**SOURCE MATERIAL**
::::
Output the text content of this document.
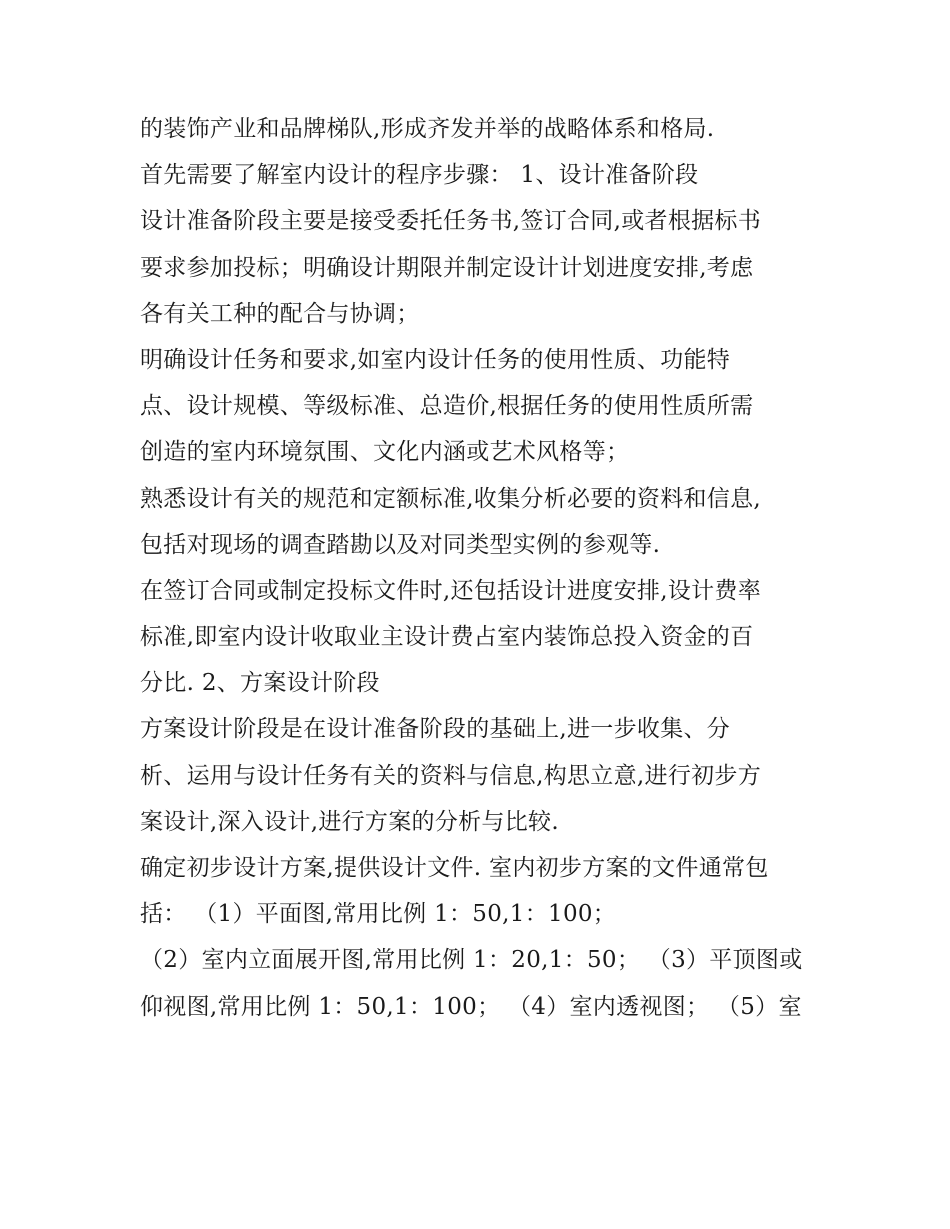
的装饰产业和品牌梯队,形成齐发并举的战略体系和格局.
首先需要了解室内设计的程序步骤： 1、设计准备阶段
设计准备阶段主要是接受委托任务书,签订合同,或者根据标书
要求参加投标；明确设计期限并制定设计计划进度安排,考虑
各有关工种的配合与协调；
明确设计任务和要求,如室内设计任务的使用性质、功能特
点、设计规模、等级标准、总造价,根据任务的使用性质所需
创造的室内环境氛围、文化内涵或艺术风格等；
熟悉设计有关的规范和定额标准,收集分析必要的资料和信息,
包括对现场的调查踏勘以及对同类型实例的参观等.
在签订合同或制定投标文件时,还包括设计进度安排,设计费率
标准,即室内设计收取业主设计费占室内装饰总投入资金的百
分比. 2、方案设计阶段
方案设计阶段是在设计准备阶段的基础上,进一步收集、分
析、运用与设计任务有关的资料与信息,构思立意,进行初步方
案设计,深入设计,进行方案的分析与比较.
确定初步设计方案,提供设计文件. 室内初步方案的文件通常包
括： （1）平面图,常用比例 1：50,1：100；
（2）室内立面展开图,常用比例 1：20,1：50； （3）平顶图或
仰视图,常用比例 1：50,1：100； （4）室内透视图； （5）室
::::
**WHAT THE TASK ASKS**
Check each line of the entries above for the word "常用比例". List the ones that have it.

**SOLVED PROBLEM**
括： （1）平面图,常用比例 1：50,1：100；
（2）室内立面展开图,常用比例 1：20,1：50； （3）平顶图或
仰视图,常用比例 1：50,1：100； （4）室内透视图； （5）室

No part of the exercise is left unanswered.